#### To be done
Reproduce the records. Keep every word exact and include no images.
-- Start of Records --
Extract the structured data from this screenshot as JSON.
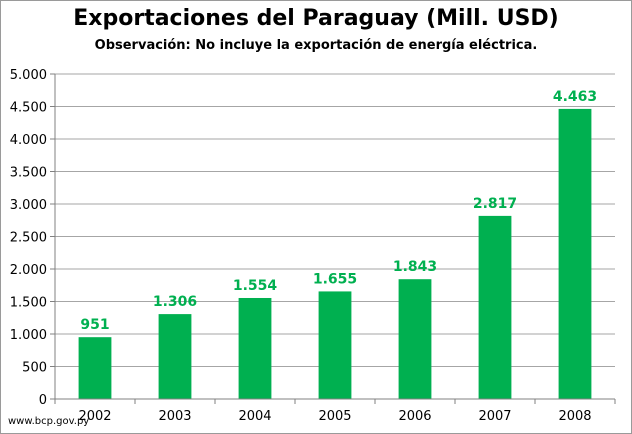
{
  "chart_data": {
    "type": "bar",
    "title": "Exportaciones del Paraguay (Mill. USD)",
    "subtitle": "Observación: No incluye la exportación de energía eléctrica.",
    "xlabel": "",
    "ylabel": "",
    "categories": [
      "2002",
      "2003",
      "2004",
      "2005",
      "2006",
      "2007",
      "2008"
    ],
    "values": [
      951,
      1306,
      1554,
      1655,
      1843,
      2817,
      4463
    ],
    "data_labels": [
      "951",
      "1.306",
      "1.554",
      "1.655",
      "1.843",
      "2.817",
      "4.463"
    ],
    "ylim": [
      0,
      5000
    ],
    "yticks": [
      0,
      500,
      1000,
      1500,
      2000,
      2500,
      3000,
      3500,
      4000,
      4500,
      5000
    ],
    "ytick_labels": [
      "0",
      "500",
      "1.000",
      "1.500",
      "2.000",
      "2.500",
      "3.000",
      "3.500",
      "4.000",
      "4.500",
      "5.000"
    ],
    "grid": true,
    "legend": "none",
    "bar_color": "#00b050",
    "label_color": "#00b050",
    "grid_color": "#a6a6a6"
  },
  "footer": {
    "source": "www.bcp.gov.py"
  }
}
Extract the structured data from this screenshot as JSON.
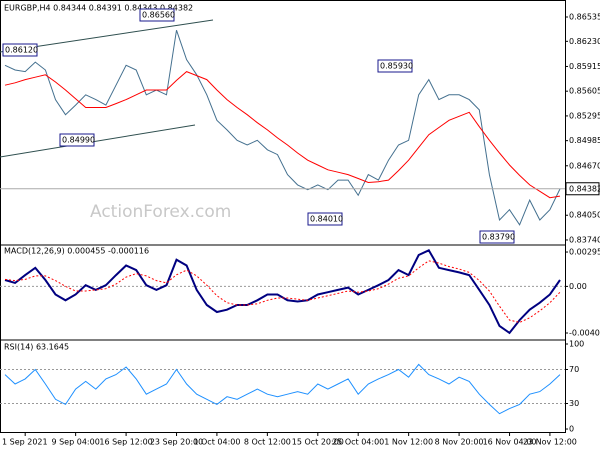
{
  "chart_data": [
    {
      "type": "line",
      "title": "EURGBP,H4 0.84344 0.84391 0.84343 0.84382",
      "watermark": "ActionForex.com",
      "categories": [
        null,
        null,
        "1 Sep 2021",
        null,
        null,
        null,
        null,
        "9 Sep 04:00",
        null,
        null,
        null,
        null,
        "16 Sep 12:00",
        null,
        null,
        null,
        null,
        "23 Sep 20:00",
        null,
        null,
        null,
        "1 Oct 04:00",
        null,
        null,
        null,
        null,
        "8 Oct 12:00",
        null,
        null,
        null,
        null,
        "15 Oct 20:00",
        null,
        null,
        null,
        "25 Oct 04:00",
        null,
        null,
        null,
        null,
        "1 Nov 12:00",
        null,
        null,
        null,
        null,
        "8 Nov 20:00",
        null,
        null,
        null,
        null,
        "16 Nov 04:00",
        null,
        null,
        null,
        "23 Nov 12:00",
        null
      ],
      "series": [
        {
          "color": "#44708f",
          "values": [
            0.8593,
            0.8587,
            0.8585,
            0.8597,
            0.8587,
            0.855,
            0.8531,
            0.8543,
            0.8556,
            0.855,
            0.8543,
            0.8568,
            0.8593,
            0.8587,
            0.8556,
            0.8562,
            0.8556,
            0.8637,
            0.86,
            0.8581,
            0.8556,
            0.8524,
            0.8512,
            0.8499,
            0.8493,
            0.8499,
            0.8487,
            0.8481,
            0.8456,
            0.8443,
            0.8437,
            0.8443,
            0.8437,
            0.8449,
            0.8449,
            0.843,
            0.8456,
            0.8449,
            0.8474,
            0.8493,
            0.8499,
            0.8556,
            0.8575,
            0.855,
            0.8556,
            0.8556,
            0.855,
            0.8537,
            0.8456,
            0.8399,
            0.8412,
            0.8393,
            0.8424,
            0.8399,
            0.8412,
            0.8438
          ]
        },
        {
          "color": "#ff0000",
          "values": [
            0.8568,
            0.8571,
            0.8575,
            0.8578,
            0.8581,
            0.8572,
            0.8562,
            0.8551,
            0.854,
            0.854,
            0.854,
            0.8545,
            0.855,
            0.8556,
            0.8562,
            0.8562,
            0.8562,
            0.8574,
            0.8585,
            0.858,
            0.8575,
            0.8562,
            0.855,
            0.854,
            0.8531,
            0.8521,
            0.8512,
            0.8502,
            0.8493,
            0.8483,
            0.8474,
            0.8468,
            0.8462,
            0.8459,
            0.8456,
            0.8451,
            0.8446,
            0.8447,
            0.8449,
            0.8461,
            0.8474,
            0.849,
            0.8506,
            0.8515,
            0.8524,
            0.8529,
            0.8534,
            0.8516,
            0.8499,
            0.8483,
            0.8468,
            0.8455,
            0.8443,
            0.8435,
            0.8427,
            0.8429
          ]
        }
      ],
      "ylim": [
        0.83677,
        0.86748
      ],
      "yticks": [
        0.86535,
        {
          "value": 0.8623,
          "label": "0.86230"
        },
        0.85915,
        0.85605,
        0.85295,
        0.84985,
        {
          "value": 0.8467,
          "label": "0.84670"
        },
        {
          "value": 0.8405,
          "label": "0.84050"
        },
        {
          "value": 0.8374,
          "label": "0.83740"
        }
      ],
      "current_price": 0.84382,
      "annotations": [
        "0.86120",
        "0.86560",
        "0.84990",
        "0.84010",
        "0.85930",
        "0.83790"
      ]
    },
    {
      "type": "line",
      "title": "MACD(12,26,9) 0.000455 -0.000116",
      "series": [
        {
          "color": "#000080",
          "values": [
            0.00055,
            0.0003,
            0.00097,
            0.0016,
            0.00055,
            -0.0007,
            -0.0012,
            -0.0007,
            0.0001,
            -0.0003,
            0.0001,
            0.00097,
            0.0018,
            0.0014,
            0.0001,
            -0.0003,
            0.0001,
            0.0023,
            0.0018,
            -0.0003,
            -0.0016,
            -0.0022,
            -0.002,
            -0.0016,
            -0.0016,
            -0.0012,
            -0.0007,
            -0.0007,
            -0.0012,
            -0.0013,
            -0.0012,
            -0.0007,
            -0.0005,
            -0.0003,
            -0.0001,
            -0.0007,
            -0.0003,
            0.0001,
            0.00055,
            0.0014,
            0.00097,
            0.0027,
            0.0031,
            0.0016,
            0.0014,
            0.0012,
            0.00097,
            -0.0003,
            -0.0016,
            -0.0034,
            -0.004,
            -0.0029,
            -0.002,
            -0.0014,
            -0.0007,
            0.00055
          ]
        },
        {
          "color": "#ff0000",
          "dash": "dotted",
          "values": [
            0.0006,
            0.0005,
            0.0006,
            0.0009,
            0.0009,
            0.0005,
            0.0,
            -0.0004,
            -0.0004,
            -0.0003,
            -0.0002,
            0.0002,
            0.0008,
            0.0011,
            0.0009,
            0.0005,
            0.0003,
            0.001,
            0.0014,
            0.0009,
            0.0001,
            -0.0008,
            -0.0014,
            -0.0016,
            -0.0016,
            -0.0015,
            -0.0012,
            -0.001,
            -0.001,
            -0.0011,
            -0.0012,
            -0.001,
            -0.0008,
            -0.0006,
            -0.0004,
            -0.0005,
            -0.0004,
            -0.0002,
            0.0002,
            0.0007,
            0.0009,
            0.0016,
            0.0022,
            0.002,
            0.0017,
            0.0015,
            0.0012,
            0.0005,
            -0.0004,
            -0.0017,
            -0.0029,
            -0.0031,
            -0.0027,
            -0.0021,
            -0.0014,
            -0.0005
          ]
        }
      ],
      "ylim": [
        -0.00461,
        0.00356
      ],
      "yticks": [
        0.002955,
        {
          "value": 0,
          "label": "0.00"
        },
        -0.004009
      ]
    },
    {
      "type": "line",
      "title": "RSI(14) 63.1645",
      "series": [
        {
          "color": "#1e90ff",
          "values": [
            64,
            53,
            59,
            70,
            53,
            35,
            29,
            47,
            56,
            47,
            59,
            64,
            73,
            59,
            41,
            47,
            53,
            70,
            53,
            41,
            35,
            29,
            38,
            35,
            41,
            47,
            41,
            38,
            41,
            44,
            41,
            53,
            47,
            53,
            59,
            41,
            53,
            59,
            64,
            70,
            61,
            76,
            64,
            59,
            53,
            61,
            56,
            41,
            29,
            18,
            24,
            29,
            41,
            44,
            53,
            64
          ]
        }
      ],
      "ylim": [
        -3.5,
        104.7
      ],
      "yticks": [
        100,
        70,
        30,
        0
      ]
    }
  ]
}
-- End of Records --
#### Result for this exercise
Extract the structured data from this screenshot as JSON.
{
  "chart_data": {
    "type": "bar",
    "title": "Exportaciones del Paraguay (Mill. USD)",
    "subtitle": "Observación: No incluye la exportación de energía eléctrica.",
    "xlabel": "",
    "ylabel": "",
    "categories": [
      "2002",
      "2003",
      "2004",
      "2005",
      "2006",
      "2007",
      "2008"
    ],
    "values": [
      951,
      1306,
      1554,
      1655,
      1843,
      2817,
      4463
    ],
    "data_labels": [
      "951",
      "1.306",
      "1.554",
      "1.655",
      "1.843",
      "2.817",
      "4.463"
    ],
    "ylim": [
      0,
      5000
    ],
    "yticks": [
      0,
      500,
      1000,
      1500,
      2000,
      2500,
      3000,
      3500,
      4000,
      4500,
      5000
    ],
    "ytick_labels": [
      "0",
      "500",
      "1.000",
      "1.500",
      "2.000",
      "2.500",
      "3.000",
      "3.500",
      "4.000",
      "4.500",
      "5.000"
    ],
    "grid": true,
    "legend": "none",
    "bar_color": "#00b050",
    "label_color": "#00b050",
    "grid_color": "#a6a6a6"
  },
  "footer": {
    "source": "www.bcp.gov.py"
  }
}
Extract the structured data from this screenshot as JSON.
{
  "chart_data": [
    {
      "type": "line",
      "title": "EURGBP,H4 0.84344 0.84391 0.84343 0.84382",
      "watermark": "ActionForex.com",
      "categories": [
        null,
        null,
        "1 Sep 2021",
        null,
        null,
        null,
        null,
        "9 Sep 04:00",
        null,
        null,
        null,
        null,
        "16 Sep 12:00",
        null,
        null,
        null,
        null,
        "23 Sep 20:00",
        null,
        null,
        null,
        "1 Oct 04:00",
        null,
        null,
        null,
        null,
        "8 Oct 12:00",
        null,
        null,
        null,
        null,
        "15 Oct 20:00",
        null,
        null,
        null,
        "25 Oct 04:00",
        null,
        null,
        null,
        null,
        "1 Nov 12:00",
        null,
        null,
        null,
        null,
        "8 Nov 20:00",
        null,
        null,
        null,
        null,
        "16 Nov 04:00",
        null,
        null,
        null,
        "23 Nov 12:00",
        null
      ],
      "series": [
        {
          "color": "#44708f",
          "values": [
            0.8593,
            0.8587,
            0.8585,
            0.8597,
            0.8587,
            0.855,
            0.8531,
            0.8543,
            0.8556,
            0.855,
            0.8543,
            0.8568,
            0.8593,
            0.8587,
            0.8556,
            0.8562,
            0.8556,
            0.8637,
            0.86,
            0.8581,
            0.8556,
            0.8524,
            0.8512,
            0.8499,
            0.8493,
            0.8499,
            0.8487,
            0.8481,
            0.8456,
            0.8443,
            0.8437,
            0.8443,
            0.8437,
            0.8449,
            0.8449,
            0.843,
            0.8456,
            0.8449,
            0.8474,
            0.8493,
            0.8499,
            0.8556,
            0.8575,
            0.855,
            0.8556,
            0.8556,
            0.855,
            0.8537,
            0.8456,
            0.8399,
            0.8412,
            0.8393,
            0.8424,
            0.8399,
            0.8412,
            0.8438
          ]
        },
        {
          "color": "#ff0000",
          "values": [
            0.8568,
            0.8571,
            0.8575,
            0.8578,
            0.8581,
            0.8572,
            0.8562,
            0.8551,
            0.854,
            0.854,
            0.854,
            0.8545,
            0.855,
            0.8556,
            0.8562,
            0.8562,
            0.8562,
            0.8574,
            0.8585,
            0.858,
            0.8575,
            0.8562,
            0.855,
            0.854,
            0.8531,
            0.8521,
            0.8512,
            0.8502,
            0.8493,
            0.8483,
            0.8474,
            0.8468,
            0.8462,
            0.8459,
            0.8456,
            0.8451,
            0.8446,
            0.8447,
            0.8449,
            0.8461,
            0.8474,
            0.849,
            0.8506,
            0.8515,
            0.8524,
            0.8529,
            0.8534,
            0.8516,
            0.8499,
            0.8483,
            0.8468,
            0.8455,
            0.8443,
            0.8435,
            0.8427,
            0.8429
          ]
        }
      ],
      "ylim": [
        0.83677,
        0.86748
      ],
      "yticks": [
        0.86535,
        {
          "value": 0.8623,
          "label": "0.86230"
        },
        0.85915,
        0.85605,
        0.85295,
        0.84985,
        {
          "value": 0.8467,
          "label": "0.84670"
        },
        {
          "value": 0.8405,
          "label": "0.84050"
        },
        {
          "value": 0.8374,
          "label": "0.83740"
        }
      ],
      "current_price": 0.84382,
      "annotations": [
        "0.86120",
        "0.86560",
        "0.84990",
        "0.84010",
        "0.85930",
        "0.83790"
      ]
    },
    {
      "type": "line",
      "title": "MACD(12,26,9) 0.000455 -0.000116",
      "series": [
        {
          "color": "#000080",
          "values": [
            0.00055,
            0.0003,
            0.00097,
            0.0016,
            0.00055,
            -0.0007,
            -0.0012,
            -0.0007,
            0.0001,
            -0.0003,
            0.0001,
            0.00097,
            0.0018,
            0.0014,
            0.0001,
            -0.0003,
            0.0001,
            0.0023,
            0.0018,
            -0.0003,
            -0.0016,
            -0.0022,
            -0.002,
            -0.0016,
            -0.0016,
            -0.0012,
            -0.0007,
            -0.0007,
            -0.0012,
            -0.0013,
            -0.0012,
            -0.0007,
            -0.0005,
            -0.0003,
            -0.0001,
            -0.0007,
            -0.0003,
            0.0001,
            0.00055,
            0.0014,
            0.00097,
            0.0027,
            0.0031,
            0.0016,
            0.0014,
            0.0012,
            0.00097,
            -0.0003,
            -0.0016,
            -0.0034,
            -0.004,
            -0.0029,
            -0.002,
            -0.0014,
            -0.0007,
            0.00055
          ]
        },
        {
          "color": "#ff0000",
          "dash": "dotted",
          "values": [
            0.0006,
            0.0005,
            0.0006,
            0.0009,
            0.0009,
            0.0005,
            0.0,
            -0.0004,
            -0.0004,
            -0.0003,
            -0.0002,
            0.0002,
            0.0008,
            0.0011,
            0.0009,
            0.0005,
            0.0003,
            0.001,
            0.0014,
            0.0009,
            0.0001,
            -0.0008,
            -0.0014,
            -0.0016,
            -0.0016,
            -0.0015,
            -0.0012,
            -0.001,
            -0.001,
            -0.0011,
            -0.0012,
            -0.001,
            -0.0008,
            -0.0006,
            -0.0004,
            -0.0005,
            -0.0004,
            -0.0002,
            0.0002,
            0.0007,
            0.0009,
            0.0016,
            0.0022,
            0.002,
            0.0017,
            0.0015,
            0.0012,
            0.0005,
            -0.0004,
            -0.0017,
            -0.0029,
            -0.0031,
            -0.0027,
            -0.0021,
            -0.0014,
            -0.0005
          ]
        }
      ],
      "ylim": [
        -0.00461,
        0.00356
      ],
      "yticks": [
        0.002955,
        {
          "value": 0,
          "label": "0.00"
        },
        -0.004009
      ]
    },
    {
      "type": "line",
      "title": "RSI(14) 63.1645",
      "series": [
        {
          "color": "#1e90ff",
          "values": [
            64,
            53,
            59,
            70,
            53,
            35,
            29,
            47,
            56,
            47,
            59,
            64,
            73,
            59,
            41,
            47,
            53,
            70,
            53,
            41,
            35,
            29,
            38,
            35,
            41,
            47,
            41,
            38,
            41,
            44,
            41,
            53,
            47,
            53,
            59,
            41,
            53,
            59,
            64,
            70,
            61,
            76,
            64,
            59,
            53,
            61,
            56,
            41,
            29,
            18,
            24,
            29,
            41,
            44,
            53,
            64
          ]
        }
      ],
      "ylim": [
        -3.5,
        104.7
      ],
      "yticks": [
        100,
        70,
        30,
        0
      ]
    }
  ]
}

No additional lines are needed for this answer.